[start of Recorded data]

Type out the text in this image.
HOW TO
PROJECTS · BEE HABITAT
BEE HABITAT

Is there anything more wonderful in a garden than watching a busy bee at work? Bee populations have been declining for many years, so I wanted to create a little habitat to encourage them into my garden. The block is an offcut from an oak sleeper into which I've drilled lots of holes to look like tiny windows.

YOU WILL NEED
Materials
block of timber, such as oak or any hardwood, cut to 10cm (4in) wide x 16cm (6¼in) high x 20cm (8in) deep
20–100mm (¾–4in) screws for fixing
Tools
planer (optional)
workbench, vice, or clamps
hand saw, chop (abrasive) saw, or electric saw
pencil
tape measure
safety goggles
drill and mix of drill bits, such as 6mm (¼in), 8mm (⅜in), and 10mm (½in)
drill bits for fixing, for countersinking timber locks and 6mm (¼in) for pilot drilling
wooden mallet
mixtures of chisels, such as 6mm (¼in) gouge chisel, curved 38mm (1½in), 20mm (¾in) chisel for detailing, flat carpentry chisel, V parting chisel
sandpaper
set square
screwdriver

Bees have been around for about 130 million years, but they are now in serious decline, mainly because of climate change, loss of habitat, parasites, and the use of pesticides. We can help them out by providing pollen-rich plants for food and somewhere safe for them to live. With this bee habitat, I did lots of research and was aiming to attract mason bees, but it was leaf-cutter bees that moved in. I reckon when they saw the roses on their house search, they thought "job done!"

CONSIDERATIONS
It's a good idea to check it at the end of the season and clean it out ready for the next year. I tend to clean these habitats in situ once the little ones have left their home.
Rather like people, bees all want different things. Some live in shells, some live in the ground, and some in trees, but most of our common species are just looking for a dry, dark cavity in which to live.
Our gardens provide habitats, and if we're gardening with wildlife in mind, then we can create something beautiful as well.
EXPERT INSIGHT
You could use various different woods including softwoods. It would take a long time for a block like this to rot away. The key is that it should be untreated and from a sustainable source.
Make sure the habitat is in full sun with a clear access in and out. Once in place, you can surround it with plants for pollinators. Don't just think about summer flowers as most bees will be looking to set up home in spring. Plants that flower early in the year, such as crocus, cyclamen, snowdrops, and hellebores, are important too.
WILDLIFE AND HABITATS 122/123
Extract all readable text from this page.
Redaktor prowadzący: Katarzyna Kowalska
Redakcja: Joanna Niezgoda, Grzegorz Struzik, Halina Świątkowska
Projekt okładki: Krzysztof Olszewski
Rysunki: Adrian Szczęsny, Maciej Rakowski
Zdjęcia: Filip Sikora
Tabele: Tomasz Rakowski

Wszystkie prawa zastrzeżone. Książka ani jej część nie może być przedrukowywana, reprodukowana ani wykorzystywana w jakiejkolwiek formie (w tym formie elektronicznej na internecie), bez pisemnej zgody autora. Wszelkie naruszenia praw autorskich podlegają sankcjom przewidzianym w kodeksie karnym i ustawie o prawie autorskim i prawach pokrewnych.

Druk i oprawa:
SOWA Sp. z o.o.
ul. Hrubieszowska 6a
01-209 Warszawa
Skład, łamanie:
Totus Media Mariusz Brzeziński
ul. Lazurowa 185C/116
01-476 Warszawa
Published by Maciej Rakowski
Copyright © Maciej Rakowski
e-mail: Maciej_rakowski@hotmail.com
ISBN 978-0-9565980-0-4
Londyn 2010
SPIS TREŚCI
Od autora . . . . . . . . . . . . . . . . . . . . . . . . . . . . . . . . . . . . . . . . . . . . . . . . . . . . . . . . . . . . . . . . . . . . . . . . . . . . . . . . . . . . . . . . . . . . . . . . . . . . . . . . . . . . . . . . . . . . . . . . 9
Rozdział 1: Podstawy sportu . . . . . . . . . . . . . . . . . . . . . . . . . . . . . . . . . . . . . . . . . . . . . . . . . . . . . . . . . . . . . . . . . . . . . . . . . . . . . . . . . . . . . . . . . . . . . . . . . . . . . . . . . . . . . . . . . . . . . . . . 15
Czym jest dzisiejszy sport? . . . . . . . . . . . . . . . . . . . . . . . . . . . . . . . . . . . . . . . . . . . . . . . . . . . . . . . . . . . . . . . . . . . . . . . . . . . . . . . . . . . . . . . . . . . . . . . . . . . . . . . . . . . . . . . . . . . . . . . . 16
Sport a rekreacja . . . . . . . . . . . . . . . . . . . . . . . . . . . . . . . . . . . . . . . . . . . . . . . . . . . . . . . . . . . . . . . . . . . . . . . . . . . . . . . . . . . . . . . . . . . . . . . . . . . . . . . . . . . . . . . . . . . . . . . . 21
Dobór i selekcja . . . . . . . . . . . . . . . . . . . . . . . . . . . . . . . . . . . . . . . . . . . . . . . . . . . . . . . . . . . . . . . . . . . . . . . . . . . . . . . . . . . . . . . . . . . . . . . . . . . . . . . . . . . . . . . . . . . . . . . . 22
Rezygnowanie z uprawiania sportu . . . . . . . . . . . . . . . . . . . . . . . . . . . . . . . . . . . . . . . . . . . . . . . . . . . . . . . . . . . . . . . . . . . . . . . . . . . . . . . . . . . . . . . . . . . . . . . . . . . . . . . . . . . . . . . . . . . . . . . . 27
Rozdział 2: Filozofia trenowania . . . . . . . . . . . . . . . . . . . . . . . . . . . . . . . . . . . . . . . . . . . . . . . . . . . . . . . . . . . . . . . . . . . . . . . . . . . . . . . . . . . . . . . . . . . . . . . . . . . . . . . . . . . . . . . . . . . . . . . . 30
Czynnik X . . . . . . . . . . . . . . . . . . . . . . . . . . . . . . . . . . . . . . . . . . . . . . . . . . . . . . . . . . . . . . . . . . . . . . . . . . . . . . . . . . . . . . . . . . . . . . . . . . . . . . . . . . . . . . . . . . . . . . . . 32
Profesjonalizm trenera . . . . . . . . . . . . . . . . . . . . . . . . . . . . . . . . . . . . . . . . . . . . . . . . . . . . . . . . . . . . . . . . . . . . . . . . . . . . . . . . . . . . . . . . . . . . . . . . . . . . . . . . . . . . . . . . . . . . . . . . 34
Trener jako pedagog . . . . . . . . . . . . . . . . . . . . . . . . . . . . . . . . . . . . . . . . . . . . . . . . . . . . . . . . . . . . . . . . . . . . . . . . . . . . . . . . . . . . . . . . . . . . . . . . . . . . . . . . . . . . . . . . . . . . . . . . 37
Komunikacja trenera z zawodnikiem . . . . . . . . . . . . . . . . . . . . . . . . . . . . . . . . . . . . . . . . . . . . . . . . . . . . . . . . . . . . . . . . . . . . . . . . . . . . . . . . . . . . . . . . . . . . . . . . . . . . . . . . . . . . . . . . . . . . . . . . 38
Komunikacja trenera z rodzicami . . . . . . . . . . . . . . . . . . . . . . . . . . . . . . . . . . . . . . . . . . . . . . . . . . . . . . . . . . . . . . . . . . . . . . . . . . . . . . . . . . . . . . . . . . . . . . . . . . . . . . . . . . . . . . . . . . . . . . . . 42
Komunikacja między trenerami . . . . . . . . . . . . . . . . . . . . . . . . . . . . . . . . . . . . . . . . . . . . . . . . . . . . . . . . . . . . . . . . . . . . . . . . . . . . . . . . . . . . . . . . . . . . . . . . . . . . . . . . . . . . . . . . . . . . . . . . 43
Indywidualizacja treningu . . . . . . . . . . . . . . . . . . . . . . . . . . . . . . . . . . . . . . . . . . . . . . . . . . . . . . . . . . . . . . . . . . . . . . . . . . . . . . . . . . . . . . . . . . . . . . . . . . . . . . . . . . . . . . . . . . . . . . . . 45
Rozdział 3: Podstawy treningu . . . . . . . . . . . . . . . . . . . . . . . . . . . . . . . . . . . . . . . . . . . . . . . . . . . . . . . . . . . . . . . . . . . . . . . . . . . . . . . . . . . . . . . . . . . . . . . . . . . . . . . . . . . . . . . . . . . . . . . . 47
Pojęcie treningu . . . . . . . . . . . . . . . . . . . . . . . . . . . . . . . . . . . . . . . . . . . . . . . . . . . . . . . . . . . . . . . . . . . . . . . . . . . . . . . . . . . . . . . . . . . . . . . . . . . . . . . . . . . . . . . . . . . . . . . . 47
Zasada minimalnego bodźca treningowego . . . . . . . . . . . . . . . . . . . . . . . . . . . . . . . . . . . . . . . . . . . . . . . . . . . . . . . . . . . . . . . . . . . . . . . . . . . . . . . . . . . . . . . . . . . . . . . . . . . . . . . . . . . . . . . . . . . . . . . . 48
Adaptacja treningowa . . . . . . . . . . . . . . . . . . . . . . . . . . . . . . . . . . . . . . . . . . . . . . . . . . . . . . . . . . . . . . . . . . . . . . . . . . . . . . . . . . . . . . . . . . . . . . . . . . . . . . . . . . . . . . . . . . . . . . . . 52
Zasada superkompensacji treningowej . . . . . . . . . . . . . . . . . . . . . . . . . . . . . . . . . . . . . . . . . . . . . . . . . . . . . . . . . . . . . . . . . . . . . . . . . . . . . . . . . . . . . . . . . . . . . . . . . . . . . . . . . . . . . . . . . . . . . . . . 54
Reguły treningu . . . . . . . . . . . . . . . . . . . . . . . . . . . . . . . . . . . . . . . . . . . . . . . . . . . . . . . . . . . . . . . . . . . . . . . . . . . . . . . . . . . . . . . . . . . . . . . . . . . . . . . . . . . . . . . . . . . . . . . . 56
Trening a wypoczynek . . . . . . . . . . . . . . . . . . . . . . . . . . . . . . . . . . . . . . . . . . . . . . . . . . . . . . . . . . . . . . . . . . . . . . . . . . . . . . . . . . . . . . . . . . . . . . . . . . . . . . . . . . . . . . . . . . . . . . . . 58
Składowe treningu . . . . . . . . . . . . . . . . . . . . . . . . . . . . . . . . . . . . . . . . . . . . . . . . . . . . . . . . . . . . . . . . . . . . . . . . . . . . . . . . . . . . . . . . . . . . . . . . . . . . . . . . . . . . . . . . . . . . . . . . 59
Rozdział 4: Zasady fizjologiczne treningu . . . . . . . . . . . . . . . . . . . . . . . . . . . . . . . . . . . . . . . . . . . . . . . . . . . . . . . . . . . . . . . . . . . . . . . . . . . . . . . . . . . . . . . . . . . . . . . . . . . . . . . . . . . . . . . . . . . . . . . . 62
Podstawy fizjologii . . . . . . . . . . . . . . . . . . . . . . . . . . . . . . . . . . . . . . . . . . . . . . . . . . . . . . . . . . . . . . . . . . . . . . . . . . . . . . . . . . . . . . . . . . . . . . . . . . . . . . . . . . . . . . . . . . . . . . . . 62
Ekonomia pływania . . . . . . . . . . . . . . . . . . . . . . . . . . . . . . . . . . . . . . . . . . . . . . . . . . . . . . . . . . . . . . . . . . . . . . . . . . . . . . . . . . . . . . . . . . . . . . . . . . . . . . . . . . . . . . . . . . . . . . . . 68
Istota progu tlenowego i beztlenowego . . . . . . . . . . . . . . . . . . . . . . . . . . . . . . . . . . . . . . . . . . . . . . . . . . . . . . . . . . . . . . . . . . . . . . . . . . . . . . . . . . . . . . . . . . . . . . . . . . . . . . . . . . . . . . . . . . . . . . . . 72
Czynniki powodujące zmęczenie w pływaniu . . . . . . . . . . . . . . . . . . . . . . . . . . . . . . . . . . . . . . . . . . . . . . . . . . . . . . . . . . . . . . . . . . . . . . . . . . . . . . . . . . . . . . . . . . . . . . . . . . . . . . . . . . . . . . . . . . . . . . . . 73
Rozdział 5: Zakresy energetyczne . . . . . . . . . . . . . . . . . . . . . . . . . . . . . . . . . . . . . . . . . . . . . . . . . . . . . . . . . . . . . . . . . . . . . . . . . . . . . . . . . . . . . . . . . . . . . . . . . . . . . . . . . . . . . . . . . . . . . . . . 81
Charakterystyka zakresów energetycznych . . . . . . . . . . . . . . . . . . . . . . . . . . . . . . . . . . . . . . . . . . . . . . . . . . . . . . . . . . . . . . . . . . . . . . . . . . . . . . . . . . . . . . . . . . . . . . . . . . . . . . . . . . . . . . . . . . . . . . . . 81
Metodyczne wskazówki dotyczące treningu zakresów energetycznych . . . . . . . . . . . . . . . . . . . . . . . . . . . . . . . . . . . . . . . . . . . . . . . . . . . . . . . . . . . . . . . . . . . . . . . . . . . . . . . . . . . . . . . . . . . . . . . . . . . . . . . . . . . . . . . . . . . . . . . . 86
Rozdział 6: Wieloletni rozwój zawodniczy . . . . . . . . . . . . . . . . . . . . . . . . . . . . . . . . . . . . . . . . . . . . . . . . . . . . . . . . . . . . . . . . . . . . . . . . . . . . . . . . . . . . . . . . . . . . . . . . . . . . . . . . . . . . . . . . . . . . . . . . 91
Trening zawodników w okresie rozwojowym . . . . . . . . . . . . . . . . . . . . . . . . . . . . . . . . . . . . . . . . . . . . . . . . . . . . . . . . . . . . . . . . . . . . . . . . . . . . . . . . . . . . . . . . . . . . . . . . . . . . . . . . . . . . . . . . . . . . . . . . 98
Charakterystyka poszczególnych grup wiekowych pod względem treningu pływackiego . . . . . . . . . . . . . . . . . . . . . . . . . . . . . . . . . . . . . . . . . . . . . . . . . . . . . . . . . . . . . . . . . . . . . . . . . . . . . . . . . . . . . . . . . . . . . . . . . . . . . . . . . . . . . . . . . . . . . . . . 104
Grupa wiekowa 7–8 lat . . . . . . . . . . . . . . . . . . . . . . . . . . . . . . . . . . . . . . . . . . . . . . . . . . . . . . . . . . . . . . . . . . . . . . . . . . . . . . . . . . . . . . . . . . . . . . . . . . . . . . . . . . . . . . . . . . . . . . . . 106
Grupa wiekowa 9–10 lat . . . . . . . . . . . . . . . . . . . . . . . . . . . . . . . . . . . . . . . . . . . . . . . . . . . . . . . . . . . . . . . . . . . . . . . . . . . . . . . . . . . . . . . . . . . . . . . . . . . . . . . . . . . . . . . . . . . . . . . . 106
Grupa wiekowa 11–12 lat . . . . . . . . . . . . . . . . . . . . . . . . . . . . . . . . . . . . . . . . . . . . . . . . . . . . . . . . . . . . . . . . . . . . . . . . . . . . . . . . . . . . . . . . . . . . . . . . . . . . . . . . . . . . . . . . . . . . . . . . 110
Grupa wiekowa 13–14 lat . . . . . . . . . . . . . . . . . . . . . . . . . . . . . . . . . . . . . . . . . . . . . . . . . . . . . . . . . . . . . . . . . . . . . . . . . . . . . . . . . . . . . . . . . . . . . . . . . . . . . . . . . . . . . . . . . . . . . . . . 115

[end of Recorded data]

Report only how many lines in the entries contain "Podstawy".

Response for this exercise:
3